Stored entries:
☆ ☆ ☆ ☆

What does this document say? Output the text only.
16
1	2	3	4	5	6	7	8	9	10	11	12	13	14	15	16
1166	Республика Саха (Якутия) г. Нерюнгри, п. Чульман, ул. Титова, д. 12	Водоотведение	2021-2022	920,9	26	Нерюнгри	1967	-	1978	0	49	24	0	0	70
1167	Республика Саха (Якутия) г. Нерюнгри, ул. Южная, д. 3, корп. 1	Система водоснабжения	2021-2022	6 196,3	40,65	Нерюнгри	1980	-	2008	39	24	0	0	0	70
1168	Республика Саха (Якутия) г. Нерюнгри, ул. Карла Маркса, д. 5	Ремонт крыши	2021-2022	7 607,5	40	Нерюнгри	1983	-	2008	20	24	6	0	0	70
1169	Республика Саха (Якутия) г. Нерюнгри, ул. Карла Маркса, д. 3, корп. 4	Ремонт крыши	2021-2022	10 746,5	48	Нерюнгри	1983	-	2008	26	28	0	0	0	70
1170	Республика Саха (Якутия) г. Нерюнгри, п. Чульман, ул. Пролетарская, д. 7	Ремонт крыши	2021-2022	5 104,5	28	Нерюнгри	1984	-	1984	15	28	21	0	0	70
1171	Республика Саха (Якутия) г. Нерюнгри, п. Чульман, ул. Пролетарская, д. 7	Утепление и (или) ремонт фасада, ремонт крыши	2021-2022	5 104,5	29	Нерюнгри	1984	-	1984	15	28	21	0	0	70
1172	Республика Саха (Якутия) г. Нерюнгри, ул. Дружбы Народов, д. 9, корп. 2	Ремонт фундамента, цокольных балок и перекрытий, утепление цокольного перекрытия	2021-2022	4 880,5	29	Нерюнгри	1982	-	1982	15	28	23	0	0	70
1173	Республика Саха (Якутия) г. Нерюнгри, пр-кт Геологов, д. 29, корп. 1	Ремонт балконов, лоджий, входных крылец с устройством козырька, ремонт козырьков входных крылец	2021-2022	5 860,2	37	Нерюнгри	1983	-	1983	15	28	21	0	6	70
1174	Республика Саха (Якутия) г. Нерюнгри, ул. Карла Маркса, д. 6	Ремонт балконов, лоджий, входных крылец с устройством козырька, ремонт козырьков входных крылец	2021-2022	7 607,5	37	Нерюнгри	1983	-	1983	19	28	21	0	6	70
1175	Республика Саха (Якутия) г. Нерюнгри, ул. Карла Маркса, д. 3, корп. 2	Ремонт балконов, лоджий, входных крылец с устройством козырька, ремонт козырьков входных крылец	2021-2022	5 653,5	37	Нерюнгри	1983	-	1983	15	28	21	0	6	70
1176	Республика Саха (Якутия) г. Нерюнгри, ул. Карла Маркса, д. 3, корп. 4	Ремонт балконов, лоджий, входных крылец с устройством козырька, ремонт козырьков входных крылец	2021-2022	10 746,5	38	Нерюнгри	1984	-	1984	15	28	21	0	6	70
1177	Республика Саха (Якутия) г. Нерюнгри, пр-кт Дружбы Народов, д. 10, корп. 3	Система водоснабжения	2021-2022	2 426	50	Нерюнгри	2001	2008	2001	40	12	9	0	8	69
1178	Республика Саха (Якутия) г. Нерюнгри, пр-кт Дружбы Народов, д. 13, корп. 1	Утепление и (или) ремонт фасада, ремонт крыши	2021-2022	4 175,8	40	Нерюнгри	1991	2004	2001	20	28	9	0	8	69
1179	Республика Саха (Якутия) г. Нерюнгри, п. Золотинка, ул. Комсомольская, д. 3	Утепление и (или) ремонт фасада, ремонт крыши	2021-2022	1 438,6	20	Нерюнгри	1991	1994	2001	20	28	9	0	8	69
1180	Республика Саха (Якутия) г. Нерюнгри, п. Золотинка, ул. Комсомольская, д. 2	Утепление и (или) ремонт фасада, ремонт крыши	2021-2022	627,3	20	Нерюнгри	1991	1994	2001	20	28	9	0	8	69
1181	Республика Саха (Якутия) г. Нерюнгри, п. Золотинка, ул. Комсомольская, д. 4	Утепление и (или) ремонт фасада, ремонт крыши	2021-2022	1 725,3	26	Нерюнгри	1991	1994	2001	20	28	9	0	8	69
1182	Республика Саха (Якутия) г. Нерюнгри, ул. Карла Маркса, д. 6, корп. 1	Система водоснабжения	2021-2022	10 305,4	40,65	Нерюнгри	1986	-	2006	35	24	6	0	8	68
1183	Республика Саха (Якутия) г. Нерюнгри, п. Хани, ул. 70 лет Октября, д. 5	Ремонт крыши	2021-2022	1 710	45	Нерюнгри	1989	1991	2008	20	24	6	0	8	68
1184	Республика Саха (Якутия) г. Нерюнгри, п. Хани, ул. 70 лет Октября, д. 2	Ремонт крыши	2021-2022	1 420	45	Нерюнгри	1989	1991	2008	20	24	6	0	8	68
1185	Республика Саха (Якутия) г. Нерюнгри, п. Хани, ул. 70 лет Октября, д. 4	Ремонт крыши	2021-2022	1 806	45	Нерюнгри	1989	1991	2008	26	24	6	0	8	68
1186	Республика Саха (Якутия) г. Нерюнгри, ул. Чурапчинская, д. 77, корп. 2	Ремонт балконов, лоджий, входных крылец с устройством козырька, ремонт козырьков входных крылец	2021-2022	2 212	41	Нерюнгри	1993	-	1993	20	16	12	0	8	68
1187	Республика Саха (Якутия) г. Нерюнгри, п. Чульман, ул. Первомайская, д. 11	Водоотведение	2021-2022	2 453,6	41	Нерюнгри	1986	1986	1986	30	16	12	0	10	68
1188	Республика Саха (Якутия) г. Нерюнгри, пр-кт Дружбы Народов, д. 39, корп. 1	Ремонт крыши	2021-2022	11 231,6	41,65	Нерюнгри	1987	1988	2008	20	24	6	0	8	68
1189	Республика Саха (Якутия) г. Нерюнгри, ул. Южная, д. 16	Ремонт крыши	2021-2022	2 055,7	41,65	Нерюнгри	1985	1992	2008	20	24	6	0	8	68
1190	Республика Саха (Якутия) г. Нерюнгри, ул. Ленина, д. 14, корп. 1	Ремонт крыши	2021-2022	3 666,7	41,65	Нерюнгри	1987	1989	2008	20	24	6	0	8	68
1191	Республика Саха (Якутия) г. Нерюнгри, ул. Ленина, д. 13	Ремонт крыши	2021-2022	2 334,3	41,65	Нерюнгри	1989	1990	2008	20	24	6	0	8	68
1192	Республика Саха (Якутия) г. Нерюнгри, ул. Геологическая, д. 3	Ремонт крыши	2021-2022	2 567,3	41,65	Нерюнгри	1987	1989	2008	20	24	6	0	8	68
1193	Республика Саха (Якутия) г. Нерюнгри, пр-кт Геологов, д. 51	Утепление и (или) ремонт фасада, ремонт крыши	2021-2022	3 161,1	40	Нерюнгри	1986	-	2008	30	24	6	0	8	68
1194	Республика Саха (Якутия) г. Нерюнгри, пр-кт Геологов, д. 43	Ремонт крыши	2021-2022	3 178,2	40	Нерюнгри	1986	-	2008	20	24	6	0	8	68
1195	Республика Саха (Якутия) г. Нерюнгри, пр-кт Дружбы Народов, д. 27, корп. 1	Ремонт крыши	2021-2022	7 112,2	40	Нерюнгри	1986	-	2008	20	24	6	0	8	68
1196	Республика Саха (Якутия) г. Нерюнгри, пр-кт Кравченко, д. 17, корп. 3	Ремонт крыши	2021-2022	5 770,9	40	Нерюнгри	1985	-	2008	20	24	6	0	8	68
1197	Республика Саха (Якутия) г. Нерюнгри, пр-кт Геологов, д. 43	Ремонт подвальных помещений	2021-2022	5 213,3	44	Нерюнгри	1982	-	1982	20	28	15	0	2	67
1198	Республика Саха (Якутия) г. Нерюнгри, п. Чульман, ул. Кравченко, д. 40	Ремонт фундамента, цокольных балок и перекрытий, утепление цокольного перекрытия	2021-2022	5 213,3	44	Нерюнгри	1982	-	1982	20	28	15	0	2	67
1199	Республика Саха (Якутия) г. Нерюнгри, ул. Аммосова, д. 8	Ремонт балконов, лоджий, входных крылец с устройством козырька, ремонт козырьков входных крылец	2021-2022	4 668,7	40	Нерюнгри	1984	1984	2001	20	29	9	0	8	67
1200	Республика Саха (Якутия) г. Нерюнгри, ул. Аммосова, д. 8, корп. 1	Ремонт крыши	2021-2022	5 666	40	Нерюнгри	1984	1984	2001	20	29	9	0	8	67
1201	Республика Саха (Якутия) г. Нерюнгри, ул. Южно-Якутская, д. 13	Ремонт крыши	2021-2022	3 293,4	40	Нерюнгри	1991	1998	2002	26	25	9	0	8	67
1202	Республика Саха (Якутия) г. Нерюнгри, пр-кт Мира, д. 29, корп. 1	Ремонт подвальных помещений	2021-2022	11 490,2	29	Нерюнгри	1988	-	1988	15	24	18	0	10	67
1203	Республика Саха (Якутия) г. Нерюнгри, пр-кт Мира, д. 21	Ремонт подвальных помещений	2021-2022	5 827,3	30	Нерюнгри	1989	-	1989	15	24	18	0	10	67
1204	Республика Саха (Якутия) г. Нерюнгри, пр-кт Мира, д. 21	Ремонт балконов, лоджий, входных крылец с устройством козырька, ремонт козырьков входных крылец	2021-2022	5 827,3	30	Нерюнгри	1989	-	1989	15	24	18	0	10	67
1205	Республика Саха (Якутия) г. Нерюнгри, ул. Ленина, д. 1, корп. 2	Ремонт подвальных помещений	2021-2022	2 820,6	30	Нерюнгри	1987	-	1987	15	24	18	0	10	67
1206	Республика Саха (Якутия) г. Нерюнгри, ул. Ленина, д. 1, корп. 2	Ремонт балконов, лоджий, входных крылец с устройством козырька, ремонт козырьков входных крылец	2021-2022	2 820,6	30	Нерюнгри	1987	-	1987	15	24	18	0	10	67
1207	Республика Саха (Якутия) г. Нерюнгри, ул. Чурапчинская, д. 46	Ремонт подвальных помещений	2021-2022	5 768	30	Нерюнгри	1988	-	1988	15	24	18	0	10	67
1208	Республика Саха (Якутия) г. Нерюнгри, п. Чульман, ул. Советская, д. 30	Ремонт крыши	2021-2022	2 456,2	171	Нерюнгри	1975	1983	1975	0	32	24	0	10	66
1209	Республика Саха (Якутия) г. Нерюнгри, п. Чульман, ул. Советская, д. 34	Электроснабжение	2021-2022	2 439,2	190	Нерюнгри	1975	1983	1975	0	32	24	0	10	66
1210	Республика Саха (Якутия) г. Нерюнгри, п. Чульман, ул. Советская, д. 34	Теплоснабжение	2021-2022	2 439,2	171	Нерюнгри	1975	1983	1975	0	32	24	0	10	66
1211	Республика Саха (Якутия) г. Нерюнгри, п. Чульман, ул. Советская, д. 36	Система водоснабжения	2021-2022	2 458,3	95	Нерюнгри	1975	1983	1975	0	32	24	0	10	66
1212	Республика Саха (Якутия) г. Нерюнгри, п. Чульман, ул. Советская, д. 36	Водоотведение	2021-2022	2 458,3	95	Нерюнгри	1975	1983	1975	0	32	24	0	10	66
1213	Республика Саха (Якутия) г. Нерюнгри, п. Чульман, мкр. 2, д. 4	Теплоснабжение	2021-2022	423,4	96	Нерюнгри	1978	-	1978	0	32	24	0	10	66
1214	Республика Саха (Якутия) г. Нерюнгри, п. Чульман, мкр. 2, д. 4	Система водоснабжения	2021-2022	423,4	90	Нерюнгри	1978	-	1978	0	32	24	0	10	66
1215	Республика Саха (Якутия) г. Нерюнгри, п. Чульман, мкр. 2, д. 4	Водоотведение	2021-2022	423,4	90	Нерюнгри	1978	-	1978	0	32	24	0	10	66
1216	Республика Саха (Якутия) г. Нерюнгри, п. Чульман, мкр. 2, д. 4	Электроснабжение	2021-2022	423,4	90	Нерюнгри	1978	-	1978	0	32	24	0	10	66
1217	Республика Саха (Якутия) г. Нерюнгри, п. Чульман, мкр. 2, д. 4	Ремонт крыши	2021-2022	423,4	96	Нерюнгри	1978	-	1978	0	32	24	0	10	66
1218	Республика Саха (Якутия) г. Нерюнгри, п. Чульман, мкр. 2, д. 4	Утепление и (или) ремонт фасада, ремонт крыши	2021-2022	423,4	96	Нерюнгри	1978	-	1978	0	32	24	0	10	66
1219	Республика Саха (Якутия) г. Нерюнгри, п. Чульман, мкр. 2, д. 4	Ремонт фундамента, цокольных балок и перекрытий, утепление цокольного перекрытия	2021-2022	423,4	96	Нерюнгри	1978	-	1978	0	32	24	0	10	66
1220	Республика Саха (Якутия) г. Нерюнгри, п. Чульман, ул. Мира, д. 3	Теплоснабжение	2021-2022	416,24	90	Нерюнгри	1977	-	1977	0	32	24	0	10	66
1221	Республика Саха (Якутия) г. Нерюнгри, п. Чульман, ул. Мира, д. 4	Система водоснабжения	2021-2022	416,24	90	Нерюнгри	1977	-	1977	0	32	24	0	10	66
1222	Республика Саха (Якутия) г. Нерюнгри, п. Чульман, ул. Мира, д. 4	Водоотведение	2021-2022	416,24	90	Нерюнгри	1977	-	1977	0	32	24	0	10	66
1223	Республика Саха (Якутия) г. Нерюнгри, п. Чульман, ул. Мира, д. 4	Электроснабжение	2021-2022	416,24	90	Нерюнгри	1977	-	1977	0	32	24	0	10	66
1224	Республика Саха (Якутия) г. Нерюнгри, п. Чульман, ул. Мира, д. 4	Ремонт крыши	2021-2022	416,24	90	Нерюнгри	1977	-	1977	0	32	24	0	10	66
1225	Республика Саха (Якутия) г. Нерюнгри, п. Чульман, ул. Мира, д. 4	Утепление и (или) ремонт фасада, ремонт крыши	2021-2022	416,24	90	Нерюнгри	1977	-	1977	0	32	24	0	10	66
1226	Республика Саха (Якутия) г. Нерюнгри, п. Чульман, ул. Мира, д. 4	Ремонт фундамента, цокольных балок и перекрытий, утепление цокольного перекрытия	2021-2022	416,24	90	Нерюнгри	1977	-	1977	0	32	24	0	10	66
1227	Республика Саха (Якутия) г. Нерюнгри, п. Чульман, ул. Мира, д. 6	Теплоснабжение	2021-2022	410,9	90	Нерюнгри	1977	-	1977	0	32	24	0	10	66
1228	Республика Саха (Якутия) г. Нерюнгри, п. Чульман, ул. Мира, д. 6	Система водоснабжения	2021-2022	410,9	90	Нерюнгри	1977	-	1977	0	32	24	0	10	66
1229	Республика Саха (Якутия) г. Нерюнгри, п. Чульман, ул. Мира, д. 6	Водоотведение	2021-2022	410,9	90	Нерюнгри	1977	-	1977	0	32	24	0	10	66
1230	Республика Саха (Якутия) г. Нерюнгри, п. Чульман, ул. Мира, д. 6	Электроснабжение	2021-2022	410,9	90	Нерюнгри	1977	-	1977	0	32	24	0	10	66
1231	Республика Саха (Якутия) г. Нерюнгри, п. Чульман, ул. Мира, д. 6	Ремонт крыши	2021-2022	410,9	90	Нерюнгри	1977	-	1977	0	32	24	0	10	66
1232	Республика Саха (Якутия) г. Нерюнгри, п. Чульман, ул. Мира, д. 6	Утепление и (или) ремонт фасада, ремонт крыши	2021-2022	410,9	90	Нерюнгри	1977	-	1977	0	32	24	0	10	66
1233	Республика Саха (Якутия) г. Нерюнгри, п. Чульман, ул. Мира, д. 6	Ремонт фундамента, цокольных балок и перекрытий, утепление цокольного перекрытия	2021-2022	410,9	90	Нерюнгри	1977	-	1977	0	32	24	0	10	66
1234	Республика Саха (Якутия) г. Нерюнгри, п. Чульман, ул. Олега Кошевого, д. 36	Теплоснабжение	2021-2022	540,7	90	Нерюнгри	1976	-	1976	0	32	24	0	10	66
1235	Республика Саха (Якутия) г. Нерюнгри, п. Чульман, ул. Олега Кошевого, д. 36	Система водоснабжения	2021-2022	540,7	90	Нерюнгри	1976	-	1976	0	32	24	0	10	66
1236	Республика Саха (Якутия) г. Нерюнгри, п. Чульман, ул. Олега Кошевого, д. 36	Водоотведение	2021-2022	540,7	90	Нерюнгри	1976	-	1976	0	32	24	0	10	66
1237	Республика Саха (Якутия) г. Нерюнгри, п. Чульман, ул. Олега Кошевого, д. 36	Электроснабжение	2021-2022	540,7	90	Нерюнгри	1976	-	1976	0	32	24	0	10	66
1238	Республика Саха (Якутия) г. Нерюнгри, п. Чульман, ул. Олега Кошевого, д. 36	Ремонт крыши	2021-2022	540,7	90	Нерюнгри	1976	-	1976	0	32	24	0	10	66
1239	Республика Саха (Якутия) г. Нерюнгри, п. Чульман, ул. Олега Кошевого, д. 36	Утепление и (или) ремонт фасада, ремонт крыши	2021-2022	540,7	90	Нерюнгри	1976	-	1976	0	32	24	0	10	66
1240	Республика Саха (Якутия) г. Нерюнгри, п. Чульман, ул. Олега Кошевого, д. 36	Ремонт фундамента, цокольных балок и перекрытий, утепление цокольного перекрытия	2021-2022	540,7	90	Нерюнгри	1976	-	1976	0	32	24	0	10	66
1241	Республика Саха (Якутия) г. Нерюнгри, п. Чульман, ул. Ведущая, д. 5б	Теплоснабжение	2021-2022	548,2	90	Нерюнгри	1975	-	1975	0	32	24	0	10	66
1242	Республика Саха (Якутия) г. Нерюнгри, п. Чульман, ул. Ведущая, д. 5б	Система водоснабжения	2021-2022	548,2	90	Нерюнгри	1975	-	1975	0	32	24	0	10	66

☆ ☆ ☆ ☆

» **Exercise prompt**:
Each line of the material that holds the string "подвальных" counts once; give the total alone.

» **Task solution**:
5